[What is expected] All entries below need to be written out exactly, but without their pictures.

[Entries supplied]
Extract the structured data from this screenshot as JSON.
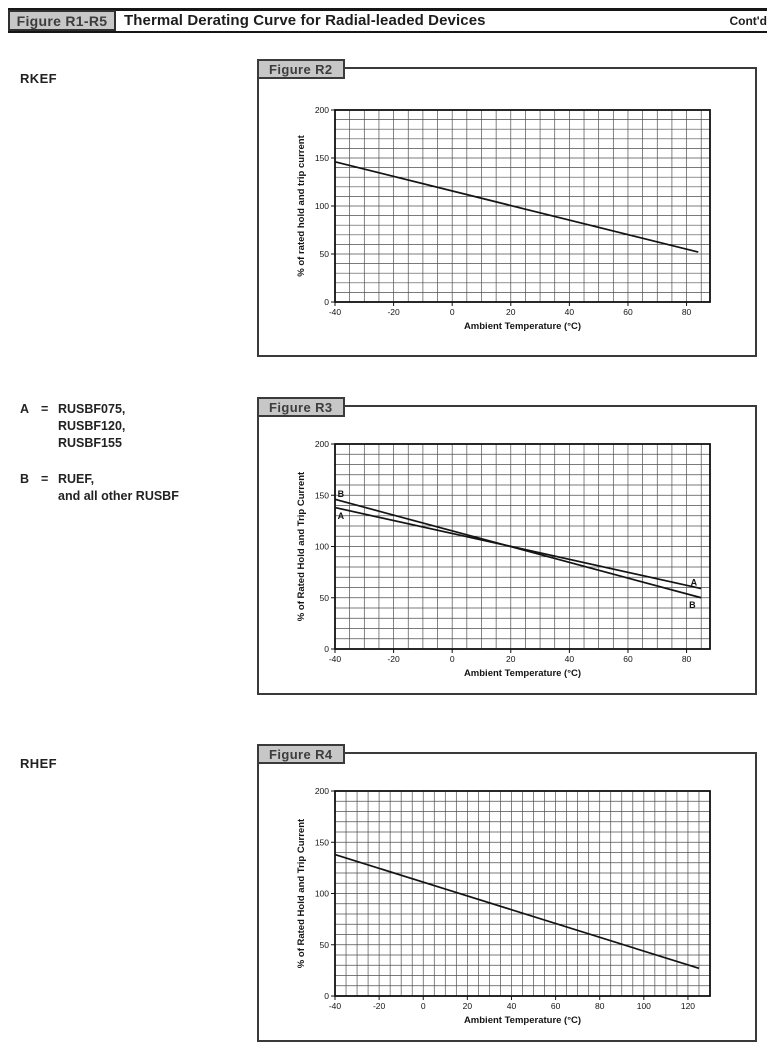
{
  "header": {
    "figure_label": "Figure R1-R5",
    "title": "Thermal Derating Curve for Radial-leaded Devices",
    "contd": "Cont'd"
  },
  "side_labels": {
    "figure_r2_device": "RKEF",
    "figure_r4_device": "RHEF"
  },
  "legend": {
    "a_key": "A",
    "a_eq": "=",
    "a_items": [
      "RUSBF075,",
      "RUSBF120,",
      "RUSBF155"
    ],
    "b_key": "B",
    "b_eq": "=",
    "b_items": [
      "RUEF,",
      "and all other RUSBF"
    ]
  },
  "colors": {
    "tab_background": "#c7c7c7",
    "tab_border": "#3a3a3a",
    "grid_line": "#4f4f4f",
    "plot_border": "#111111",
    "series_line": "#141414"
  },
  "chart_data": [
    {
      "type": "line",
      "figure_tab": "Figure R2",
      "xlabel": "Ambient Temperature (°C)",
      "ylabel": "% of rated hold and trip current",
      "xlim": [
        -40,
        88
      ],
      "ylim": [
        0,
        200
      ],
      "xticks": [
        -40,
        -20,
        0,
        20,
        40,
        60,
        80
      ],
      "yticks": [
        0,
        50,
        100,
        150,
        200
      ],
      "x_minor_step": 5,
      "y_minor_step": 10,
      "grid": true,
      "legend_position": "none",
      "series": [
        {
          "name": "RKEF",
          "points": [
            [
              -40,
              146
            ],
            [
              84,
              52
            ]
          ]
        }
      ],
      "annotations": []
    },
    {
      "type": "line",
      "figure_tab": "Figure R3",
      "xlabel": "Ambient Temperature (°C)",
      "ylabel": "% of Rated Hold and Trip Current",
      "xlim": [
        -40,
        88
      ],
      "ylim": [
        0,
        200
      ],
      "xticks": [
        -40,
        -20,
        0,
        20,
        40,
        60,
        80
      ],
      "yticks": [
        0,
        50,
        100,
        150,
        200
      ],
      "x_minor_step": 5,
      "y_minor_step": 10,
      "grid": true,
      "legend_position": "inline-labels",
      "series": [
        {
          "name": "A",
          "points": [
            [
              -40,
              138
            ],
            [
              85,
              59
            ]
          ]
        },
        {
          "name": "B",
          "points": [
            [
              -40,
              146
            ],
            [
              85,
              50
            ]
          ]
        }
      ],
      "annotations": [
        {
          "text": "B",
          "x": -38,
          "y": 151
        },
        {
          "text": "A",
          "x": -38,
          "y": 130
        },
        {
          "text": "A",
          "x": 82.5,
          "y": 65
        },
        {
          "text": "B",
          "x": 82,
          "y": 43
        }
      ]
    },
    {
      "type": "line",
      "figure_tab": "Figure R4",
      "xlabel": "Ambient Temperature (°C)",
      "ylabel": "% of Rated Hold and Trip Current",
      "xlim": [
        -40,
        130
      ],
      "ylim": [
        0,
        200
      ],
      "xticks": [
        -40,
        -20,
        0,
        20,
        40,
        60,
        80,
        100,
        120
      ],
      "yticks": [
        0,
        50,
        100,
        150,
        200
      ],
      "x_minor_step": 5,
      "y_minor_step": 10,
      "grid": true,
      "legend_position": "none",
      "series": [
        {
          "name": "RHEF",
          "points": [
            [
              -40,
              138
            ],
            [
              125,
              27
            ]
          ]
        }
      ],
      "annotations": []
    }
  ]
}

[Exercise solution]
Extract the structured data from this screenshot as JSON.
{
  "header": {
    "figure_label": "Figure R1-R5",
    "title": "Thermal Derating Curve for Radial-leaded Devices",
    "contd": "Cont'd"
  },
  "side_labels": {
    "figure_r2_device": "RKEF",
    "figure_r4_device": "RHEF"
  },
  "legend": {
    "a_key": "A",
    "a_eq": "=",
    "a_items": [
      "RUSBF075,",
      "RUSBF120,",
      "RUSBF155"
    ],
    "b_key": "B",
    "b_eq": "=",
    "b_items": [
      "RUEF,",
      "and all other RUSBF"
    ]
  },
  "colors": {
    "tab_background": "#c7c7c7",
    "tab_border": "#3a3a3a",
    "grid_line": "#4f4f4f",
    "plot_border": "#111111",
    "series_line": "#141414"
  },
  "chart_data": [
    {
      "type": "line",
      "figure_tab": "Figure R2",
      "xlabel": "Ambient Temperature (°C)",
      "ylabel": "% of rated hold and trip current",
      "xlim": [
        -40,
        88
      ],
      "ylim": [
        0,
        200
      ],
      "xticks": [
        -40,
        -20,
        0,
        20,
        40,
        60,
        80
      ],
      "yticks": [
        0,
        50,
        100,
        150,
        200
      ],
      "x_minor_step": 5,
      "y_minor_step": 10,
      "grid": true,
      "legend_position": "none",
      "series": [
        {
          "name": "RKEF",
          "points": [
            [
              -40,
              146
            ],
            [
              84,
              52
            ]
          ]
        }
      ],
      "annotations": []
    },
    {
      "type": "line",
      "figure_tab": "Figure R3",
      "xlabel": "Ambient Temperature (°C)",
      "ylabel": "% of Rated Hold and Trip Current",
      "xlim": [
        -40,
        88
      ],
      "ylim": [
        0,
        200
      ],
      "xticks": [
        -40,
        -20,
        0,
        20,
        40,
        60,
        80
      ],
      "yticks": [
        0,
        50,
        100,
        150,
        200
      ],
      "x_minor_step": 5,
      "y_minor_step": 10,
      "grid": true,
      "legend_position": "inline-labels",
      "series": [
        {
          "name": "A",
          "points": [
            [
              -40,
              138
            ],
            [
              85,
              59
            ]
          ]
        },
        {
          "name": "B",
          "points": [
            [
              -40,
              146
            ],
            [
              85,
              50
            ]
          ]
        }
      ],
      "annotations": [
        {
          "text": "B",
          "x": -38,
          "y": 151
        },
        {
          "text": "A",
          "x": -38,
          "y": 130
        },
        {
          "text": "A",
          "x": 82.5,
          "y": 65
        },
        {
          "text": "B",
          "x": 82,
          "y": 43
        }
      ]
    },
    {
      "type": "line",
      "figure_tab": "Figure R4",
      "xlabel": "Ambient Temperature (°C)",
      "ylabel": "% of Rated Hold and Trip Current",
      "xlim": [
        -40,
        130
      ],
      "ylim": [
        0,
        200
      ],
      "xticks": [
        -40,
        -20,
        0,
        20,
        40,
        60,
        80,
        100,
        120
      ],
      "yticks": [
        0,
        50,
        100,
        150,
        200
      ],
      "x_minor_step": 5,
      "y_minor_step": 10,
      "grid": true,
      "legend_position": "none",
      "series": [
        {
          "name": "RHEF",
          "points": [
            [
              -40,
              138
            ],
            [
              125,
              27
            ]
          ]
        }
      ],
      "annotations": []
    }
  ]
}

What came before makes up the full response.